- Prompt -
Answer with a single number, the count of lines holding the word "forest".

- Extracted records -
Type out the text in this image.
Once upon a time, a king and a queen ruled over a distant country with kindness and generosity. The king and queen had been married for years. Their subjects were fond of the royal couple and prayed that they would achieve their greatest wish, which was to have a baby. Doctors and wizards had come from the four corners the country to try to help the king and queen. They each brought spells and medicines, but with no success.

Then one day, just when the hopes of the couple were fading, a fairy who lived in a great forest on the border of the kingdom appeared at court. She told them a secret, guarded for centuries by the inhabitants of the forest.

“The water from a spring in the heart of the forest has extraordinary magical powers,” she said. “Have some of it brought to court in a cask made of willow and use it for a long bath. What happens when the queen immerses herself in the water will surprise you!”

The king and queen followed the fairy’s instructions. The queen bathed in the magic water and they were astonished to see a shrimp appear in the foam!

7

- The result -
2